____ Given information

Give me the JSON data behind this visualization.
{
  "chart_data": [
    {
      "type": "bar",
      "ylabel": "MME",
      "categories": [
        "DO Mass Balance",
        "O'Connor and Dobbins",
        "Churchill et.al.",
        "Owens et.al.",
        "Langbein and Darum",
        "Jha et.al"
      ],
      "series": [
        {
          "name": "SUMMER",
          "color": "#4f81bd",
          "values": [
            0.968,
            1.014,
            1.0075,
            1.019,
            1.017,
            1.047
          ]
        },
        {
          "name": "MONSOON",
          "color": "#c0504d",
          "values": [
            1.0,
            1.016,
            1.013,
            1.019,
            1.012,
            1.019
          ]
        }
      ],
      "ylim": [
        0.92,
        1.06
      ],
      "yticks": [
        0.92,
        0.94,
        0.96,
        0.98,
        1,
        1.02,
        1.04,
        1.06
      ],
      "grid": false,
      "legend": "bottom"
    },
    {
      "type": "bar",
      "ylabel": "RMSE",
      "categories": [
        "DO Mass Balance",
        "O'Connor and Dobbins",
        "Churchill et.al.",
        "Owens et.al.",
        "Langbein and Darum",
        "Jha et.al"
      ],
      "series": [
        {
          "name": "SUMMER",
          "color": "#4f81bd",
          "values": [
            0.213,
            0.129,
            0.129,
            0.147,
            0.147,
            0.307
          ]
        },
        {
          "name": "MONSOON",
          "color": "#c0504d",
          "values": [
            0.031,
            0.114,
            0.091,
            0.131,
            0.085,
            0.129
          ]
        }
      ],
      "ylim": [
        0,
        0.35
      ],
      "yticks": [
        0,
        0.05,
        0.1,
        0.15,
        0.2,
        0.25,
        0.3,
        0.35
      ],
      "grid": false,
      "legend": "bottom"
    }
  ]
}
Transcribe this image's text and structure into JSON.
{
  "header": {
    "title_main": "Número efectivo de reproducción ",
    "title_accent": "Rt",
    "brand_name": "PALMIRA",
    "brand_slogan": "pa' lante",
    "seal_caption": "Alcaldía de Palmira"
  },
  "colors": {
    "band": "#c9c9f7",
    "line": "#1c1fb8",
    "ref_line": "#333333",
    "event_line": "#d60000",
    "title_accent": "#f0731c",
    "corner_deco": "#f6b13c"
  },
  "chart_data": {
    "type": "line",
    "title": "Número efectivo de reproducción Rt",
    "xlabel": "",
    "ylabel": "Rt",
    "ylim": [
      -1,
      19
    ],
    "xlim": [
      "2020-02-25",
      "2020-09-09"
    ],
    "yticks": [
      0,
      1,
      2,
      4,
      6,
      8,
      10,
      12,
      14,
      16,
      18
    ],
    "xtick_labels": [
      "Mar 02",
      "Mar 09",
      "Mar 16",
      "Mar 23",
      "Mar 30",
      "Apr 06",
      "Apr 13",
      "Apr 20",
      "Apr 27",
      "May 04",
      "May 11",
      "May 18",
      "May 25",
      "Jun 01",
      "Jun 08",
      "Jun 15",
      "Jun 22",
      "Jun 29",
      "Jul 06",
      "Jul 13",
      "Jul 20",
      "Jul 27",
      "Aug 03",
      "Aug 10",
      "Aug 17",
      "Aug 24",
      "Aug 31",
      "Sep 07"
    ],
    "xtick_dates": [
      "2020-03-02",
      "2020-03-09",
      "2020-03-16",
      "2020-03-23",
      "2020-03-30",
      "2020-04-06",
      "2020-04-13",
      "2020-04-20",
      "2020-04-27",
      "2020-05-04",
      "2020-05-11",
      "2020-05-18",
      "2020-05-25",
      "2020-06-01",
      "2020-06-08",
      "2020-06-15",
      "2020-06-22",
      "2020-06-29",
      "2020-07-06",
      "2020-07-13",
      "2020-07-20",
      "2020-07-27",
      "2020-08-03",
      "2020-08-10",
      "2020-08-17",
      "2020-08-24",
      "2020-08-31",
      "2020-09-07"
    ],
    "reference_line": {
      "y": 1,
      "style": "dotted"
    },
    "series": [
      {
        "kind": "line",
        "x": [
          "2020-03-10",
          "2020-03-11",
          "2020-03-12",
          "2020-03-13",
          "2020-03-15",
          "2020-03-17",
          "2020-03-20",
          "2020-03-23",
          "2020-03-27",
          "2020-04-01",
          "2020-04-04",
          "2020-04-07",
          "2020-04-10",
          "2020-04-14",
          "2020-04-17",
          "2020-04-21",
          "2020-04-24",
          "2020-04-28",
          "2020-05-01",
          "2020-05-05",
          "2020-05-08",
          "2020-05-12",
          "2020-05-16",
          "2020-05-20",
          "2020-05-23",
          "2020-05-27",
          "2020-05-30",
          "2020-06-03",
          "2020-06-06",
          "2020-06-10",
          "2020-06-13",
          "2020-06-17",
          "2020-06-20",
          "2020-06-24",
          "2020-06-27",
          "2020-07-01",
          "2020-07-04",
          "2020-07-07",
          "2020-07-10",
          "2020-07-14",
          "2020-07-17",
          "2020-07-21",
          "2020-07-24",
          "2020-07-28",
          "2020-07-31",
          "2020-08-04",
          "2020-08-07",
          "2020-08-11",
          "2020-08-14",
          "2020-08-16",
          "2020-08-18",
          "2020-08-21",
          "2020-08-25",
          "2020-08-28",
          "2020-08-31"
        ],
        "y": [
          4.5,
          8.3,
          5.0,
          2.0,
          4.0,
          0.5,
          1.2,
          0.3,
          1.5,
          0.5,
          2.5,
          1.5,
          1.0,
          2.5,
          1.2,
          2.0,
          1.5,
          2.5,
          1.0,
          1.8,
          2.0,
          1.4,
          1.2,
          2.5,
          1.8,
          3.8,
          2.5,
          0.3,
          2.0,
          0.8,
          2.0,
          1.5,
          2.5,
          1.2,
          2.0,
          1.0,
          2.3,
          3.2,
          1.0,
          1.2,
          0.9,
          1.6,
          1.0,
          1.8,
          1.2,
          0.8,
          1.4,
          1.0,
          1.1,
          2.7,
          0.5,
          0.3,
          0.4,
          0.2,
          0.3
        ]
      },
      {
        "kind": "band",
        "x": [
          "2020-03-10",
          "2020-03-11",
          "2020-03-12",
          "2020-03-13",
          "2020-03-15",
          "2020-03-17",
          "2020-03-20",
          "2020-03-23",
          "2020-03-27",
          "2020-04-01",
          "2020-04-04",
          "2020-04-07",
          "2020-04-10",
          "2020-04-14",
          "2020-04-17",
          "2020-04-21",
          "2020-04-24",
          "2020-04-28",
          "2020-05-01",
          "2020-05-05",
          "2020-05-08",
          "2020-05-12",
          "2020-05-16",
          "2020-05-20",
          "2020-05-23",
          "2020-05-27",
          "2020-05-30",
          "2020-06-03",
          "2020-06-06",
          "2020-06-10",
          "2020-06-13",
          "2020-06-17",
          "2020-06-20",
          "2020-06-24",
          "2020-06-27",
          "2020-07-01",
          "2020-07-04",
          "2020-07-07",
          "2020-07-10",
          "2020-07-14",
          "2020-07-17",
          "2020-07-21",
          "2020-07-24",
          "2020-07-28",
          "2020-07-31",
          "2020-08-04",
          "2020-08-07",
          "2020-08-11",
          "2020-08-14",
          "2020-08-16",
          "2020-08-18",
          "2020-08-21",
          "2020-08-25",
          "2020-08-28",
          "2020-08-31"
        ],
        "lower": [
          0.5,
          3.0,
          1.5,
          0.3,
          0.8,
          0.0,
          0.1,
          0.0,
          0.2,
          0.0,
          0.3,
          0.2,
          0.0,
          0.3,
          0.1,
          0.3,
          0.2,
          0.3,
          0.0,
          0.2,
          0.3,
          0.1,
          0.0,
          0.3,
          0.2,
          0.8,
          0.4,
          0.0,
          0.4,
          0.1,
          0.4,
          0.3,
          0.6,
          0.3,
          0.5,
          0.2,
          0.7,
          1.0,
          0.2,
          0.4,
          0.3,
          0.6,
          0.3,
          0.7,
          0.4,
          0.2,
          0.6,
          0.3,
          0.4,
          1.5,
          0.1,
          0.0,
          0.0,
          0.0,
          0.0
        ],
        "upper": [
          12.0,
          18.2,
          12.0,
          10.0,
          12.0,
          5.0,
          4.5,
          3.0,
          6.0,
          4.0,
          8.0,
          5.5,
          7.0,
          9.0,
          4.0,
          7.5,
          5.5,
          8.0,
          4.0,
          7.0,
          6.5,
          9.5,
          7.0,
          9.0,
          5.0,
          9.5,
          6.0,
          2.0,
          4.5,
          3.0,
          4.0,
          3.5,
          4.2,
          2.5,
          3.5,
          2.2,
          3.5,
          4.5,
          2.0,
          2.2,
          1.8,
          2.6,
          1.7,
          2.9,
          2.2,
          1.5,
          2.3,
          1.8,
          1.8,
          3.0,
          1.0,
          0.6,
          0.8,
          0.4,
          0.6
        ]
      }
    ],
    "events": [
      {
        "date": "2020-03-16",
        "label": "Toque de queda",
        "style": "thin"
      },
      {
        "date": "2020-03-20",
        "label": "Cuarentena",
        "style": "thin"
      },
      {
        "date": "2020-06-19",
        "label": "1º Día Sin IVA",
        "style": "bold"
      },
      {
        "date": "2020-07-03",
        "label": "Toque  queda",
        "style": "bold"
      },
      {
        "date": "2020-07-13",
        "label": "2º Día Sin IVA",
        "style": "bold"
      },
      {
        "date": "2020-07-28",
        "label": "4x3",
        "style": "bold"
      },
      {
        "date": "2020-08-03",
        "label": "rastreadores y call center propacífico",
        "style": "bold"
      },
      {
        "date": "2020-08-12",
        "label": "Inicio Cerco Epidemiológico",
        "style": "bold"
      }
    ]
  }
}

________

__Exercise__. From the entries above, copy out every line where the string "Número" appears.

__Task answer__.
    "title_main": "Número efectivo de reproducción ",
    "title": "Número efectivo de reproducción Rt",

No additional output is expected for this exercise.